Your goal — Extract every line of the material below that contains the word "bead".

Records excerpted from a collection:
- - - - -
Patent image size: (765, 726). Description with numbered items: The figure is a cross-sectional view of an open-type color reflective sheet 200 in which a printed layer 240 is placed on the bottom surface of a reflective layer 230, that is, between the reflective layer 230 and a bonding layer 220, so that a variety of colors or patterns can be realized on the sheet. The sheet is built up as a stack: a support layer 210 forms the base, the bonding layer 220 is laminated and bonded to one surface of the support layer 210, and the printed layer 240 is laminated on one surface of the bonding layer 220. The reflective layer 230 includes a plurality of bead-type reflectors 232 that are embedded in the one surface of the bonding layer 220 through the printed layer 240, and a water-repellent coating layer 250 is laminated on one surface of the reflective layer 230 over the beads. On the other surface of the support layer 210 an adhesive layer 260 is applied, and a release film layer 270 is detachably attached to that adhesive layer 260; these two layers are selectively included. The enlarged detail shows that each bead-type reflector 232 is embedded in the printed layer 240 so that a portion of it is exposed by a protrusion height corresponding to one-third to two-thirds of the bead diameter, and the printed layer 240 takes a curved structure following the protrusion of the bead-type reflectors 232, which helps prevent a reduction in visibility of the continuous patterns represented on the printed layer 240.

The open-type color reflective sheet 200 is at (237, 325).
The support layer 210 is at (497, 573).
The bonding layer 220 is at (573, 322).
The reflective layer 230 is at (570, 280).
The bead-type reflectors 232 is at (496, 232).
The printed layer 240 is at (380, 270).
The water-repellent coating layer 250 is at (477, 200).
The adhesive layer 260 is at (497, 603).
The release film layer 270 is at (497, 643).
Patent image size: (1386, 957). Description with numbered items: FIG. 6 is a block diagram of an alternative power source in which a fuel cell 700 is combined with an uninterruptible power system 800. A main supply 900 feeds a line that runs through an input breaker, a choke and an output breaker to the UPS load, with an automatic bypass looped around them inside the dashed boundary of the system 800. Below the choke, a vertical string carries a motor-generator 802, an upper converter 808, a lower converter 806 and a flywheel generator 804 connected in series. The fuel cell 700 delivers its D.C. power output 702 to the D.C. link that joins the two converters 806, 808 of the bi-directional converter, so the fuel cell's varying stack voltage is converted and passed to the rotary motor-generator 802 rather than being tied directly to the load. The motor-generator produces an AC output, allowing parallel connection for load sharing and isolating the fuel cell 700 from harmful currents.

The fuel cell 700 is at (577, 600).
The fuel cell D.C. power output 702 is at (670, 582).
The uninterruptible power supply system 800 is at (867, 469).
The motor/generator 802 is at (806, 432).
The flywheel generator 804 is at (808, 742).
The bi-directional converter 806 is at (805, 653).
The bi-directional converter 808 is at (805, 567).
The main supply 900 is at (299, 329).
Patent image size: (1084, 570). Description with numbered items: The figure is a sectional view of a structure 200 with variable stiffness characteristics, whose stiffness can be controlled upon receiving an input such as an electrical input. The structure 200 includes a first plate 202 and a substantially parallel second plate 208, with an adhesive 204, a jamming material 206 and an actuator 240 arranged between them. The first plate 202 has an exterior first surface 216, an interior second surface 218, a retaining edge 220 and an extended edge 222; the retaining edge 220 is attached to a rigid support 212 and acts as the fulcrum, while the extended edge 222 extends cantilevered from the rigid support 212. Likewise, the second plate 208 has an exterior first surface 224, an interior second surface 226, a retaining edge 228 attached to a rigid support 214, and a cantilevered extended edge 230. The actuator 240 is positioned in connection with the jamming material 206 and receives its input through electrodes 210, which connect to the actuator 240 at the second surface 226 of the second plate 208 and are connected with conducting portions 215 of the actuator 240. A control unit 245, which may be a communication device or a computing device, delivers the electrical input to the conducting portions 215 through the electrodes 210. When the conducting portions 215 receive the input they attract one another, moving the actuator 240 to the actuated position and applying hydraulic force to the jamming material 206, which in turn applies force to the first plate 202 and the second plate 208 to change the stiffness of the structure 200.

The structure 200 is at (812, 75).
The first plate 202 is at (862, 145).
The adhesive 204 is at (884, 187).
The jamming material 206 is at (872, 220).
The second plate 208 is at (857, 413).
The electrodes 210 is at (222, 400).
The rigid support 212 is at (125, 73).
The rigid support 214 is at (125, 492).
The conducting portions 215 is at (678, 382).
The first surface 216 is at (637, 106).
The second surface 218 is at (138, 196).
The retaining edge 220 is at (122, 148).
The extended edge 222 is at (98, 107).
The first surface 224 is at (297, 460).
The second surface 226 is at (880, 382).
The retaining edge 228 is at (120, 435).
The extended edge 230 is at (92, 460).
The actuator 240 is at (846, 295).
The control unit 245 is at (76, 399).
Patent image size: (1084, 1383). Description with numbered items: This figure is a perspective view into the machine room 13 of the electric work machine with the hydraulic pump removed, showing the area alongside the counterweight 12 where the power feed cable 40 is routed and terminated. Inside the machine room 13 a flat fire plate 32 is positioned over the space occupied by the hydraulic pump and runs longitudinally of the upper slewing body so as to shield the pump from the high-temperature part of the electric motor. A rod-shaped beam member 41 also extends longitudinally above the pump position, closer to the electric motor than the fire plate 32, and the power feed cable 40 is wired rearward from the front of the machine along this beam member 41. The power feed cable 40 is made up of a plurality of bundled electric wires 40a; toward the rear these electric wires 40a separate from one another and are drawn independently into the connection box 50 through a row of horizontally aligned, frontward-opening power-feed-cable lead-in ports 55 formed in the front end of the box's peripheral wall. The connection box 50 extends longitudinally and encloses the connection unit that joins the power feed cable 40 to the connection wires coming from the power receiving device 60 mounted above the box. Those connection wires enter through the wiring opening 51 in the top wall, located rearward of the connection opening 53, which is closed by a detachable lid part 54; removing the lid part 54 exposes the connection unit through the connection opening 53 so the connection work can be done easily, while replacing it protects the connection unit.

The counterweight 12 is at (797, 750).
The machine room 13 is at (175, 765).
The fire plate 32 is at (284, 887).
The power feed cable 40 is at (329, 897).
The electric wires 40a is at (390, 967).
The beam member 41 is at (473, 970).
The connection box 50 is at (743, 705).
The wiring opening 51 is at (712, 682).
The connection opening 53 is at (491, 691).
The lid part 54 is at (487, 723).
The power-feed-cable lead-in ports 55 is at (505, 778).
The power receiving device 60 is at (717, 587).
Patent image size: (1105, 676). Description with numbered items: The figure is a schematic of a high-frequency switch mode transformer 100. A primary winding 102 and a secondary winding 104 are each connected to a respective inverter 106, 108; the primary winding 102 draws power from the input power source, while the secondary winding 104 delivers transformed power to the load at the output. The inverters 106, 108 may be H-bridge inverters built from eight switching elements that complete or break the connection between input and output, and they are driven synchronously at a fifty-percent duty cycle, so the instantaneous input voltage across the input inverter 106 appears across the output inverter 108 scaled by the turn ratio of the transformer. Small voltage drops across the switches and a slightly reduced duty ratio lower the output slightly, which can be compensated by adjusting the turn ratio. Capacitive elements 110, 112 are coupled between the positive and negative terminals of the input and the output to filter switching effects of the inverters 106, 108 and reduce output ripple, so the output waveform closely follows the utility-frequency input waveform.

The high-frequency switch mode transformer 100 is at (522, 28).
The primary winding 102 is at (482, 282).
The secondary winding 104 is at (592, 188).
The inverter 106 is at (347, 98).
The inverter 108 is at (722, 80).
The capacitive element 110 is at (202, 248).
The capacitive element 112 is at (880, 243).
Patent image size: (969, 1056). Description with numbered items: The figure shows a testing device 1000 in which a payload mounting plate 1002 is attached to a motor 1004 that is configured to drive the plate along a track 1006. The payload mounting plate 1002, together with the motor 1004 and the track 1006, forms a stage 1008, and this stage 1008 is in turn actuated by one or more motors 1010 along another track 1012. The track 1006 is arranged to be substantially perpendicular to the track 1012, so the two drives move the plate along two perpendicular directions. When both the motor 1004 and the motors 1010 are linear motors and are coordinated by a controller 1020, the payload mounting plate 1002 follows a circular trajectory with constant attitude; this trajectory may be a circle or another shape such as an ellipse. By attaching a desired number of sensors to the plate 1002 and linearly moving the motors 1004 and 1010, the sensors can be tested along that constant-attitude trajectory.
- - - - -
Result —
Patent image size: (765, 726). Description with numbered items: The figure is a cross-sectional view of an open-type color reflective sheet 200 in which a printed layer 240 is placed on the bottom surface of a reflective layer 230, that is, between the reflective layer 230 and a bonding layer 220, so that a variety of colors or patterns can be realized on the sheet. The sheet is built up as a stack: a support layer 210 forms the base, the bonding layer 220 is laminated and bonded to one surface of the support layer 210, and the printed layer 240 is laminated on one surface of the bonding layer 220. The reflective layer 230 includes a plurality of bead-type reflectors 232 that are embedded in the one surface of the bonding layer 220 through the printed layer 240, and a water-repellent coating layer 250 is laminated on one surface of the reflective layer 230 over the beads. On the other surface of the support layer 210 an adhesive layer 260 is applied, and a release film layer 270 is detachably attached to that adhesive layer 260; these two layers are selectively included. The enlarged detail shows that each bead-type reflector 232 is embedded in the printed layer 240 so that a portion of it is exposed by a protrusion height corresponding to one-third to two-thirds of the bead diameter, and the printed layer 240 takes a curved structure following the protrusion of the bead-type reflectors 232, which helps prevent a reduction in visibility of the continuous patterns represented on the printed layer 240.
The bead-type reflectors 232 is at (496, 232).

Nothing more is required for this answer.